**PROBLEM REQUIREMENTS**
Only a number is wanted: how many lines in these records contain the word "Fafa"?

** start **

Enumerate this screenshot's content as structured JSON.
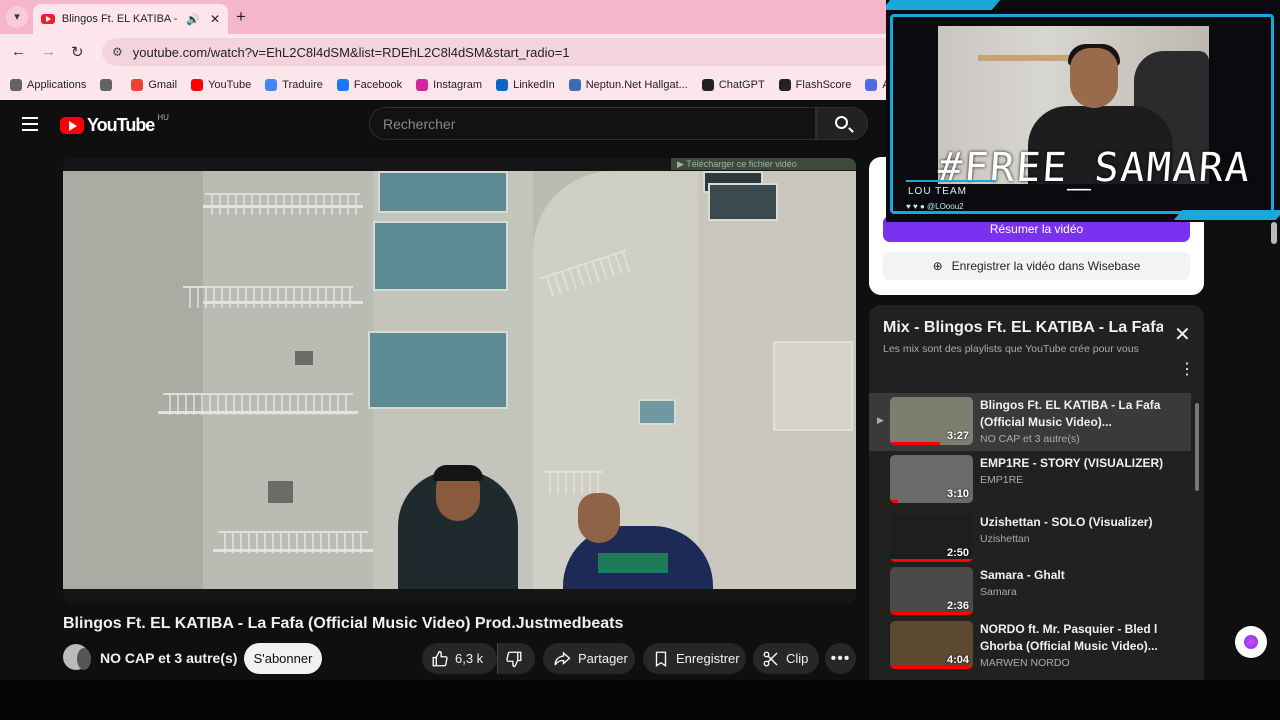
{
  "browser": {
    "tab_title": "Blingos Ft. EL KATIBA - La Fafa",
    "url": "youtube.com/watch?v=EhL2C8l4dSM&list=RDEhL2C8l4dSM&start_radio=1",
    "bookmarks": [
      {
        "label": "Applications",
        "color": "#5f6368"
      },
      {
        "label": "",
        "color": "#5f6368"
      },
      {
        "label": "Gmail",
        "color": "#ea4335"
      },
      {
        "label": "YouTube",
        "color": "#ff0000"
      },
      {
        "label": "Traduire",
        "color": "#4285f4"
      },
      {
        "label": "Facebook",
        "color": "#1877f2"
      },
      {
        "label": "Instagram",
        "color": "#d6249f"
      },
      {
        "label": "LinkedIn",
        "color": "#0a66c2"
      },
      {
        "label": "Neptun.Net Hallgat...",
        "color": "#3b6db3"
      },
      {
        "label": "ChatGPT",
        "color": "#222222"
      },
      {
        "label": "FlashScore",
        "color": "#222222"
      },
      {
        "label": "Accueil -",
        "color": "#4a6ee0"
      }
    ]
  },
  "youtube": {
    "logo_text": "YouTube",
    "country_code": "HU",
    "search_placeholder": "Rechercher"
  },
  "video": {
    "download_bar": "▶ Télécharger ce fichier vidéo",
    "title": "Blingos Ft. EL KATIBA - La Fafa (Official Music Video) Prod.Justmedbeats",
    "channel": "NO CAP et 3 autre(s)",
    "subscribe_label": "S'abonner",
    "like_count": "6,3 k",
    "share_label": "Partager",
    "save_label": "Enregistrer",
    "clip_label": "Clip"
  },
  "extension": {
    "summarize_label": "Résumer la vidéo",
    "wisebase_label": "Enregistrer la vidéo dans Wisebase"
  },
  "mix": {
    "title": "Mix - Blingos Ft. EL KATIBA - La Fafa (Official Music Video) Prod.Justmedbeats",
    "subtitle": "Les mix sont des playlists que YouTube crée pour vous",
    "items": [
      {
        "title": "Blingos Ft. EL KATIBA - La Fafa (Official Music Video)...",
        "author": "NO CAP et 3 autre(s)",
        "duration": "3:27",
        "active": true,
        "progress": 0.6,
        "thumb": "#7c7f70"
      },
      {
        "title": "EMP1RE - STORY (VISUALIZER)",
        "author": "EMP1RE",
        "duration": "3:10",
        "active": false,
        "progress": 0.1,
        "thumb": "#6a6a6a"
      },
      {
        "title": "Uzishettan - SOLO (Visualizer)",
        "author": "Uzishettan",
        "duration": "2:50",
        "active": false,
        "progress": 1.0,
        "thumb": "#1e1e1e"
      },
      {
        "title": "Samara - Ghalt",
        "author": "Samara",
        "duration": "2:36",
        "active": false,
        "progress": 1.0,
        "thumb": "#4b4a48"
      },
      {
        "title": "NORDO ft. Mr. Pasquier - Bled l Ghorba (Official Music Video)...",
        "author": "MARWEN NORDO",
        "duration": "4:04",
        "active": false,
        "progress": 1.0,
        "thumb": "#5b4a2f"
      }
    ]
  },
  "webcam": {
    "overlay_text": "#FREE_SAMARA",
    "team_text": "LOU TEAM",
    "handle": "@LOoou2"
  }
}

** end **

**WRITTEN ANSWER**
4